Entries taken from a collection
»»
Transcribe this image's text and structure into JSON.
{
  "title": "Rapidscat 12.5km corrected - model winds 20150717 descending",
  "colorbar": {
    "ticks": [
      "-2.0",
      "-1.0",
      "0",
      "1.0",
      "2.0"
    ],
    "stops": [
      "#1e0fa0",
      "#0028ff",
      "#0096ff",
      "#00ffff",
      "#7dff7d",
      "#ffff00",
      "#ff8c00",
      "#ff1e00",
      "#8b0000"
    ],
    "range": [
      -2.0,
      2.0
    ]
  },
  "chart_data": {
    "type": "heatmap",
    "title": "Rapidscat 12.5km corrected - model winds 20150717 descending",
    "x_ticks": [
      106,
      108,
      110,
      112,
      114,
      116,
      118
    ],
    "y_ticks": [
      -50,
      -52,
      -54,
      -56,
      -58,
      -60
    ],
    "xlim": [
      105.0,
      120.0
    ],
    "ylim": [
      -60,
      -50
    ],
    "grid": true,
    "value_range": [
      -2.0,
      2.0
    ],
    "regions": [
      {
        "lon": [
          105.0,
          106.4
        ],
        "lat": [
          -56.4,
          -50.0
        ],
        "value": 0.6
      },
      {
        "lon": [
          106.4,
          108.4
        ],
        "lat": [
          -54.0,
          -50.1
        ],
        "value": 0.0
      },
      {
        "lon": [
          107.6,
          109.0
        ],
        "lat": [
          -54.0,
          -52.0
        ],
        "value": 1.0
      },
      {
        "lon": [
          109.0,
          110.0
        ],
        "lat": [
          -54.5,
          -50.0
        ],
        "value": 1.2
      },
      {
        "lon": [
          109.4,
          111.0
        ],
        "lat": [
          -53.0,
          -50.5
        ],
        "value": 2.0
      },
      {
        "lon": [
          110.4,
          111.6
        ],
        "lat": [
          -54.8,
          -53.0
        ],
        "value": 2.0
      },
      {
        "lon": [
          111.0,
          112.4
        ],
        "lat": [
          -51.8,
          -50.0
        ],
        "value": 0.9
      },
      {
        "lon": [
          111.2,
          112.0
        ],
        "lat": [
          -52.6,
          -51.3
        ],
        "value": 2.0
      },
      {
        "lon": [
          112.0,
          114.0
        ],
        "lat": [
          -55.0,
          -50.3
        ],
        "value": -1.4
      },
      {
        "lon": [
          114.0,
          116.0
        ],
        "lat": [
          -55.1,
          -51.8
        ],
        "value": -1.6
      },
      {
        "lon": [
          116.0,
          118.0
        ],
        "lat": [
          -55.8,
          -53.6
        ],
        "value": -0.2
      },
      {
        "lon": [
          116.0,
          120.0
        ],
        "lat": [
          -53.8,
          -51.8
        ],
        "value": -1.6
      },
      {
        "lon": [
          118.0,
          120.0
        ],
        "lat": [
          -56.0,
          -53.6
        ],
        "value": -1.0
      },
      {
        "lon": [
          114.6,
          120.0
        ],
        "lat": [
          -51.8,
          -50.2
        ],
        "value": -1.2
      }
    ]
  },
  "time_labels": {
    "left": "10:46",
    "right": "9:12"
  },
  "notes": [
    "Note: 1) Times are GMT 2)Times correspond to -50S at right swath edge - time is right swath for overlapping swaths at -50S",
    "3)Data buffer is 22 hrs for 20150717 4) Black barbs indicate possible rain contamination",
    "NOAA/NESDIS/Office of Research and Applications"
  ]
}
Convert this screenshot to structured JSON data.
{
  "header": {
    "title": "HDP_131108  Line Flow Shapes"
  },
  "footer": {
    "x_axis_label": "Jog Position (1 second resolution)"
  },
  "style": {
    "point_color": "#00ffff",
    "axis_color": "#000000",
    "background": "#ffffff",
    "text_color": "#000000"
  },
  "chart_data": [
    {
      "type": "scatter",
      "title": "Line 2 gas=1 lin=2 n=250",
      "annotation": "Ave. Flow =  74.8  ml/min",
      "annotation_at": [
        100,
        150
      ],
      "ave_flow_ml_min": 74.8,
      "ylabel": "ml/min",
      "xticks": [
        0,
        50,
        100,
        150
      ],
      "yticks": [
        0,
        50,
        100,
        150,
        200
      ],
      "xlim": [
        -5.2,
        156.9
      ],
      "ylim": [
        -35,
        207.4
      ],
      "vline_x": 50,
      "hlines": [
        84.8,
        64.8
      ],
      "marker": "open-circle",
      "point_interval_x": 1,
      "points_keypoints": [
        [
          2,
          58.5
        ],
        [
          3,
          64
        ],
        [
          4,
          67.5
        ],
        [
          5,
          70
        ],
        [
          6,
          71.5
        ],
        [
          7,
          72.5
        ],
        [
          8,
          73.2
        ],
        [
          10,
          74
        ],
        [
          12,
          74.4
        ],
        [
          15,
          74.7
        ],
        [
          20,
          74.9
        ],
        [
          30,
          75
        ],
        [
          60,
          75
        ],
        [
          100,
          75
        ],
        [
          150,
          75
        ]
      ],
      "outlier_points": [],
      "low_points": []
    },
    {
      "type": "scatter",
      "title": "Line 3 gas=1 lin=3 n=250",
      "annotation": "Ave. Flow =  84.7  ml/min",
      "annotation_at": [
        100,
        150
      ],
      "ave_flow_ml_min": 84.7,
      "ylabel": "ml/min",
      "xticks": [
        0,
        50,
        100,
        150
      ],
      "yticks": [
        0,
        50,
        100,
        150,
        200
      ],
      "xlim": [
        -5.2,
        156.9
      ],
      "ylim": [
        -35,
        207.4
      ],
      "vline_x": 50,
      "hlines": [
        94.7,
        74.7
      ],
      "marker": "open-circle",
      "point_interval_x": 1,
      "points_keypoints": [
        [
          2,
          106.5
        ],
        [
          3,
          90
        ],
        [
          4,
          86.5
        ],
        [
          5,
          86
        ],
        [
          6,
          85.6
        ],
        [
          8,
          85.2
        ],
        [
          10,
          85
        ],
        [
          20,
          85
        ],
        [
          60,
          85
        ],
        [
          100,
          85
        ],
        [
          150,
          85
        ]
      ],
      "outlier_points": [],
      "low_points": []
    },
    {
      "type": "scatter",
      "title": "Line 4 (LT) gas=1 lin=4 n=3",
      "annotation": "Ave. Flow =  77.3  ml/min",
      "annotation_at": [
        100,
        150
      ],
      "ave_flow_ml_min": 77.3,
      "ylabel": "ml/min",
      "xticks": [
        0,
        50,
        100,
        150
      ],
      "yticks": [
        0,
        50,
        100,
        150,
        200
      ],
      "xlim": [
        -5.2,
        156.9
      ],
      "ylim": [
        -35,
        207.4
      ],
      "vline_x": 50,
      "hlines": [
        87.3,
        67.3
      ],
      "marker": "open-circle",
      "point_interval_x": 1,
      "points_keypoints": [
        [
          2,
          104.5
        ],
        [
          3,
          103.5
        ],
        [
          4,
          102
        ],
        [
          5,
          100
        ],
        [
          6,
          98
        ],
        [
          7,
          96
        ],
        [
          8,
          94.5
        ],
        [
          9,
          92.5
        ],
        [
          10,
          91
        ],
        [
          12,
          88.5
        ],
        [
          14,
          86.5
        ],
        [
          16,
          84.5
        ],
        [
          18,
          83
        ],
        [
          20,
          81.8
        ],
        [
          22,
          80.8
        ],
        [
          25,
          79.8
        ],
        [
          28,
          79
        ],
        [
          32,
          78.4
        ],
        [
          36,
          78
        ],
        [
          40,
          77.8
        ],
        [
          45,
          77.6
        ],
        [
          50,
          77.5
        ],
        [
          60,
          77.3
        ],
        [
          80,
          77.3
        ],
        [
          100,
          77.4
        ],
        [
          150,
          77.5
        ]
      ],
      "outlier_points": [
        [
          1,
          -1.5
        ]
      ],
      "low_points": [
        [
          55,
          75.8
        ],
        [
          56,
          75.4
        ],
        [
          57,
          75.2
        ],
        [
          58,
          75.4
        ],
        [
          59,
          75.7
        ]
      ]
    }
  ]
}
««
_Directive_
Examine the records and report how many lines contain the string "Rapidscat". Only the number should be given.

_Answer to the problem_
2